Problem set -
- 1) Write out the part of the spatial language paper below, from "Abstract. One of" up to and including "object placement task.", copying each word and mark unchanged.
- 2) List every practical application of virtual scene construction or object placement that the spatial language paper names.

Text extract -
Representing And Reasoning with Functional Knowledge
         for Spatial Language Understanding

Kalyan Moy Gupta1, Abraham R. Schneider1, Matthew Klenk2, Kellen Gillespie1, and
                               Justin Karneeb1
                    1
                        Knexus Research Corporation; Springfield, VA 22153
                    2
                         Naval Research Laboratory, Washington, DC 20745
                           firstname.lastname@knexusresearch.com |

Abstract. One of the central problems in spatial language understanding is the
polysemy and the vagueness of spatial terms, which cannot be resolved by lexical
knowledge alone. We address this issue by developing a representation framework for
functional interactions between objects and agents. We use this framework with a
constraint solver to resolve and recover the meanings of spatial descriptions for object
placement tasks. We describe our approach in a virtual environment with an example
of object placement task.


1    Introduction

Virtual scene (re)construction or object placement is a vital task in many practical
applications such as background layout in 3-D animated movies, accident or crime
scene simulation, and navigation maps for video game development. Using natural
language (NL) commands can be a natural and efficient alternative to an otherwise
effort intensive manual placement of objects in a virtual world (e.g., Coyne and
Sproat, 2001; and Dupuy, 2001). However, machine understanding of natural
language commands is notoriously difficult due to polysemy and vagueness of spatial
terms. Only considering lexical semantic knowledge of spatial terms is clearly
insufficient for this task; world knowledge and pragmatics must be considered for
understanding language in a form that can be acted upon by autonomous agents.

Data entries -
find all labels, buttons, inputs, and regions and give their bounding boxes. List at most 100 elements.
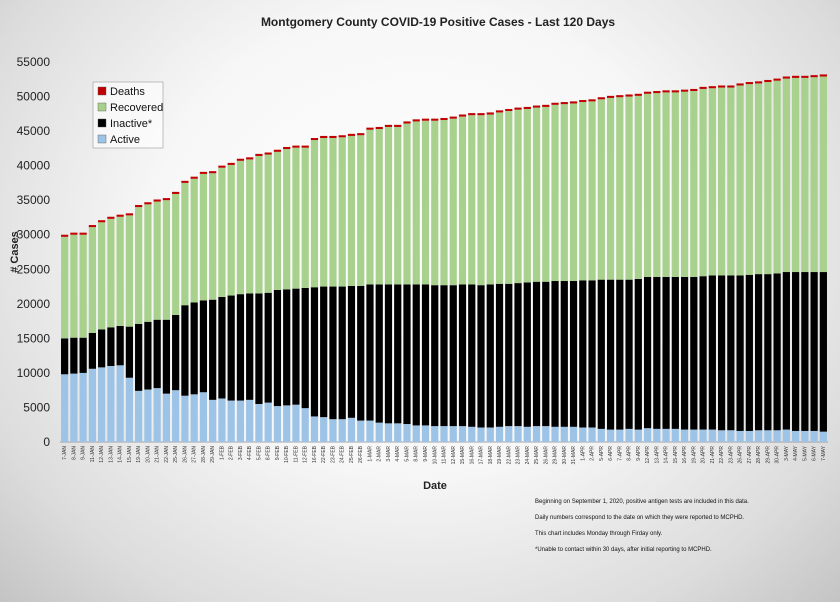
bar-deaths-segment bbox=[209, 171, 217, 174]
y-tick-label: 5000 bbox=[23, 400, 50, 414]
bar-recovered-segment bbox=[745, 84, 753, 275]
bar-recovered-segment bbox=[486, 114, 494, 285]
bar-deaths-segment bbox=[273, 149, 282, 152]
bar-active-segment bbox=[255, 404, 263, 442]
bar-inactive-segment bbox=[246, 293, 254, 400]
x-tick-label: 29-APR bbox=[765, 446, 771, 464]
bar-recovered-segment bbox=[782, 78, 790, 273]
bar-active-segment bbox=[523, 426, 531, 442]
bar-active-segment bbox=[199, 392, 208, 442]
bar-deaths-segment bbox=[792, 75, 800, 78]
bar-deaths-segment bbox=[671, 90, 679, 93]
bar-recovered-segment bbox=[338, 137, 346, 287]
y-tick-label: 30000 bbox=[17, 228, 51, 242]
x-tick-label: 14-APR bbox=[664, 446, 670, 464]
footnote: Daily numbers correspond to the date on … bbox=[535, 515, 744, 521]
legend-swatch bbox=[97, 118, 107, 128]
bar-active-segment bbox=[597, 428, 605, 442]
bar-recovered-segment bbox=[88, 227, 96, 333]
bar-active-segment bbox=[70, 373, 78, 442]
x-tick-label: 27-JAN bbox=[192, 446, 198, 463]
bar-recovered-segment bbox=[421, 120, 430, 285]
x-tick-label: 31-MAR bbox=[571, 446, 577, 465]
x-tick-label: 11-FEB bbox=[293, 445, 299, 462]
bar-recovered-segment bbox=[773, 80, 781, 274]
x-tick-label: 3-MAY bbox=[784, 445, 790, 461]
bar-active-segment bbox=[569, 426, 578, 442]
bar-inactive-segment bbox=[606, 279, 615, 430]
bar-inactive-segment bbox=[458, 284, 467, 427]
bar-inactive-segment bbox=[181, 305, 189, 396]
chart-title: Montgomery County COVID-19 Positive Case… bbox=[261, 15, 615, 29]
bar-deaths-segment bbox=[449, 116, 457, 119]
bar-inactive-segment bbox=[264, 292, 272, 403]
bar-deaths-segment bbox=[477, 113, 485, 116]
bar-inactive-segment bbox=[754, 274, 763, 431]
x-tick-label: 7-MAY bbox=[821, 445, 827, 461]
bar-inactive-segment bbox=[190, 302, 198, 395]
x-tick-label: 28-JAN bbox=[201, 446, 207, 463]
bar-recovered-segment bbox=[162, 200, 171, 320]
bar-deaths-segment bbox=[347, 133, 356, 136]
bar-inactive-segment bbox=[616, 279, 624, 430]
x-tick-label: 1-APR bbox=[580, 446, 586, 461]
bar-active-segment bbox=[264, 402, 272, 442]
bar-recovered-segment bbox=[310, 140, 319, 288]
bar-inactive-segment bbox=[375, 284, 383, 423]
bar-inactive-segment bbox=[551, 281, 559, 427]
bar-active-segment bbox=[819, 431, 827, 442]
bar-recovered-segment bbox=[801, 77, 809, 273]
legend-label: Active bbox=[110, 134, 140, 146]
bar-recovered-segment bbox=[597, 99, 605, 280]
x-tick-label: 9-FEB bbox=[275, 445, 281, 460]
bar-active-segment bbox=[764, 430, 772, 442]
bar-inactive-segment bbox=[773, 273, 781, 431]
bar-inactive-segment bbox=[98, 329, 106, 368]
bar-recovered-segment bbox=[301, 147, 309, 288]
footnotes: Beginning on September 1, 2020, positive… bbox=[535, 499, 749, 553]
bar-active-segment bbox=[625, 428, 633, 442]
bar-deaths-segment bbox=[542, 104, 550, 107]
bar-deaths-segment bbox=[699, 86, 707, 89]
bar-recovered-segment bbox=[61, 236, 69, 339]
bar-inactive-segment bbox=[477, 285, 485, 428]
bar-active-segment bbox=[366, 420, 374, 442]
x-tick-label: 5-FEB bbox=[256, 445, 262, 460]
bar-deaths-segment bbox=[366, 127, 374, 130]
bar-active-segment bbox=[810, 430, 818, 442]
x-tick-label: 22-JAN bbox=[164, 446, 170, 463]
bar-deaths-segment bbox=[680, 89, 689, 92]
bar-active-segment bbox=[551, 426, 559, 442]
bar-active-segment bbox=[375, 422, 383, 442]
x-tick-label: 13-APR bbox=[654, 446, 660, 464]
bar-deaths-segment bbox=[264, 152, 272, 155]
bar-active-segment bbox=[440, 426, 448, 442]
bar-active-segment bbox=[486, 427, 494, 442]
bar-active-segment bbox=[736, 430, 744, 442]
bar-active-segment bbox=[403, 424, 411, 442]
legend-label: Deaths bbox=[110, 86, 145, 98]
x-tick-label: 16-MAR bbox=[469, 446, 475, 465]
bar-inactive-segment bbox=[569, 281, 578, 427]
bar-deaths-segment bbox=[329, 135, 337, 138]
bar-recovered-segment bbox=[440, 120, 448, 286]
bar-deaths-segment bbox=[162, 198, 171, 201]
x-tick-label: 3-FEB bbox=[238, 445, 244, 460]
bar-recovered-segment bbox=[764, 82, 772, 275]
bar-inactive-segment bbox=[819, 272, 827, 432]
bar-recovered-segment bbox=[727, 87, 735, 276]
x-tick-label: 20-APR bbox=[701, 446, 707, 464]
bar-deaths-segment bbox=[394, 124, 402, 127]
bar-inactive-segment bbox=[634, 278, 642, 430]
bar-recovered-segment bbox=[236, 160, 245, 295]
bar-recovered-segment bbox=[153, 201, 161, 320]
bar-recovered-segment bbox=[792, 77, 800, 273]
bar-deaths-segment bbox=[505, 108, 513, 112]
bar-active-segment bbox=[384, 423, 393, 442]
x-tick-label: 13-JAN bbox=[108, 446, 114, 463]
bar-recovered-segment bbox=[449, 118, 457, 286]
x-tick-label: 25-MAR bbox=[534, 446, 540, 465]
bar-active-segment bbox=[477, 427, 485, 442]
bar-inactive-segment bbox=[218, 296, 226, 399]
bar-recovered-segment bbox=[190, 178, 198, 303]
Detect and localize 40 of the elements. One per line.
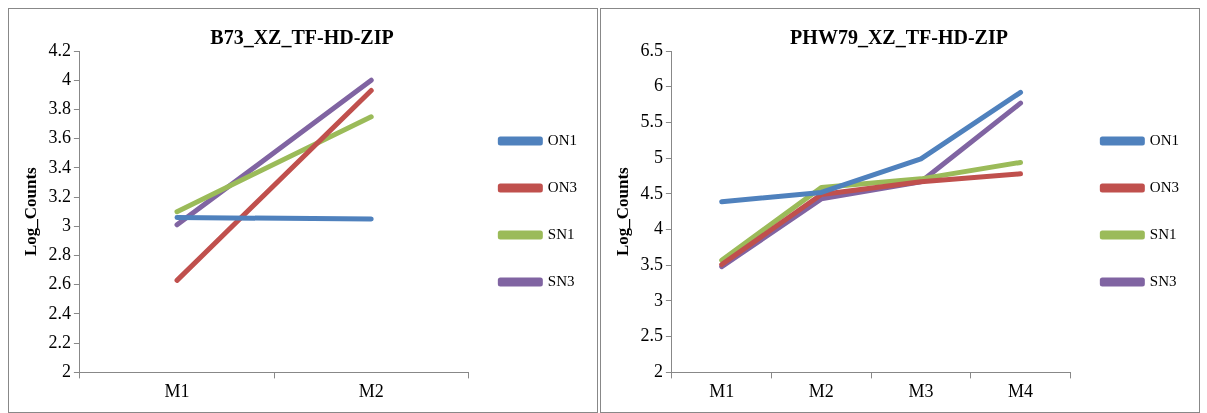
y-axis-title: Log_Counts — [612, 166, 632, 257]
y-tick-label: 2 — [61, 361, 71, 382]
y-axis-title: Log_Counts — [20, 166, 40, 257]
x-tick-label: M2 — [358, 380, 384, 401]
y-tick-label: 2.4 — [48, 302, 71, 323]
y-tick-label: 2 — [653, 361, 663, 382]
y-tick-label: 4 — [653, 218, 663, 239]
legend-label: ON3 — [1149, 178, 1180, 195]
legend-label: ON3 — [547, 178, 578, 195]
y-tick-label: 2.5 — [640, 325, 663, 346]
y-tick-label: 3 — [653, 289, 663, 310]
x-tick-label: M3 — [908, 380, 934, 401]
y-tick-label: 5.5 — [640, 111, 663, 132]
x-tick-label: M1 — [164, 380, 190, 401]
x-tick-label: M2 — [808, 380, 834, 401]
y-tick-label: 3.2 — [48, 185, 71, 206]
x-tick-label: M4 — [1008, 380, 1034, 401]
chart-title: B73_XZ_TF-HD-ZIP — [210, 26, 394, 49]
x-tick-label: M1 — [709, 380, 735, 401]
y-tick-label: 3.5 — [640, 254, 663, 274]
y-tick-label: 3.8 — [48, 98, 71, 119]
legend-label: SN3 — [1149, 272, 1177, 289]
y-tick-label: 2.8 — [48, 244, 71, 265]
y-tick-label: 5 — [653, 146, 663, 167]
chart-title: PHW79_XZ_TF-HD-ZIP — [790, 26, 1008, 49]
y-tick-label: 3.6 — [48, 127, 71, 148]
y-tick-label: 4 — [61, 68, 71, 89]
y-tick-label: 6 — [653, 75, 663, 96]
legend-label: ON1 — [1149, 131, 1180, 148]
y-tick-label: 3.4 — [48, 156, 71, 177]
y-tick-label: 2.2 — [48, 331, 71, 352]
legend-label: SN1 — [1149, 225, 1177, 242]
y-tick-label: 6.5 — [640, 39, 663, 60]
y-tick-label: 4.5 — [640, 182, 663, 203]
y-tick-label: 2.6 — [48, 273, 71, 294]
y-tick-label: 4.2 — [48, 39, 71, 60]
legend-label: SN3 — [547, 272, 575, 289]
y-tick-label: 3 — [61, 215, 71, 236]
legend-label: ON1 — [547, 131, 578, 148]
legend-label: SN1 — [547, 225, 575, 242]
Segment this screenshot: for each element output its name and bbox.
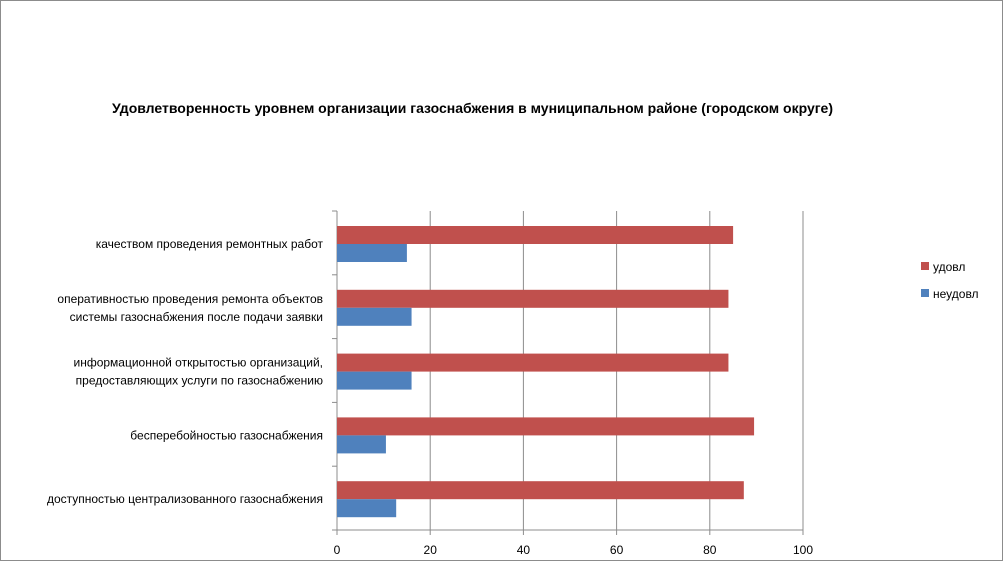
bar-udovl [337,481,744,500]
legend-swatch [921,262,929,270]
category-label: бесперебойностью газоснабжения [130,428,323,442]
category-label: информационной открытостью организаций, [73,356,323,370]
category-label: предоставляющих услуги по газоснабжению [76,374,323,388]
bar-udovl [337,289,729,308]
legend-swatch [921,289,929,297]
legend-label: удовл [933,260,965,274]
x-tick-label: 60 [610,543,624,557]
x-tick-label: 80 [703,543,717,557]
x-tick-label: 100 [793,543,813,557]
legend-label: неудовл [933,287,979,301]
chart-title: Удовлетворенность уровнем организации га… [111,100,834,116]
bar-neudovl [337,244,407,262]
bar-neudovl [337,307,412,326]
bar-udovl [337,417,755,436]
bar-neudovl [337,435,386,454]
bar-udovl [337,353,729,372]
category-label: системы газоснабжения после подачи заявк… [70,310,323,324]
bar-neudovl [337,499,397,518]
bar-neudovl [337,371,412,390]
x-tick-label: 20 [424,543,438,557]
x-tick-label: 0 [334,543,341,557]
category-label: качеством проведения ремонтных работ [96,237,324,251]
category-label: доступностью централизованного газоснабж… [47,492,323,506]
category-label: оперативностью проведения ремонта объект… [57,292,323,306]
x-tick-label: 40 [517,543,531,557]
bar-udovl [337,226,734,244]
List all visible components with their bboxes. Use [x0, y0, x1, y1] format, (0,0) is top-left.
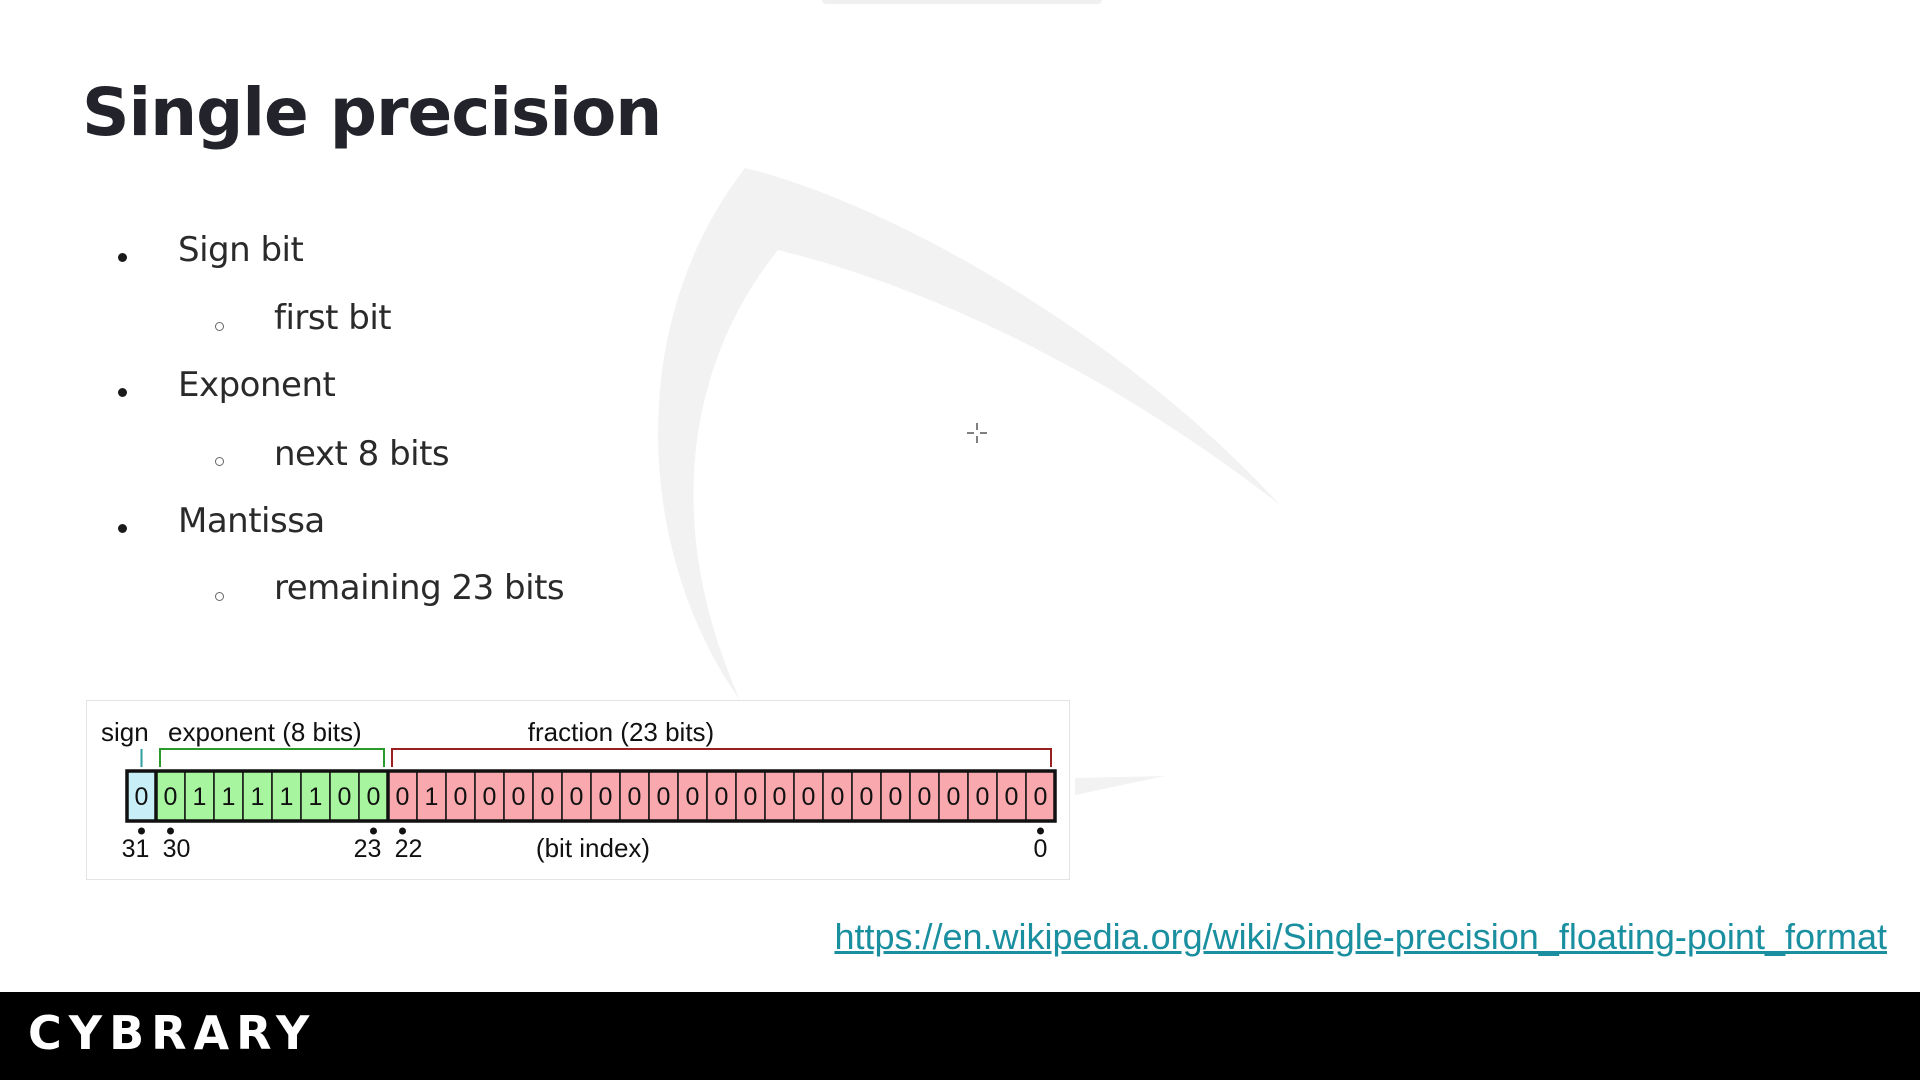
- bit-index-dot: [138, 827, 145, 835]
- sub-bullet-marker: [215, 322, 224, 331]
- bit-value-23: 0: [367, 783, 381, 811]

Solved problems -
- 1)
Abstract. One of the central problems in spatial language understanding is the
polysemy and the vagueness of spatial terms, which cannot be resolved by lexical
knowledge alone. We address this issue by developing a representation framework for
functional interactions between objects and agents. We use this framework with a
constraint solver to resolve and recover the meanings of spatial descriptions for object
placement tasks. We describe our approach in a virtual environment with an example
of object placement task.

- 2)
- Background layout in 3-D animated movies
- Accident or crime scene simulation
- Navigation maps for video game development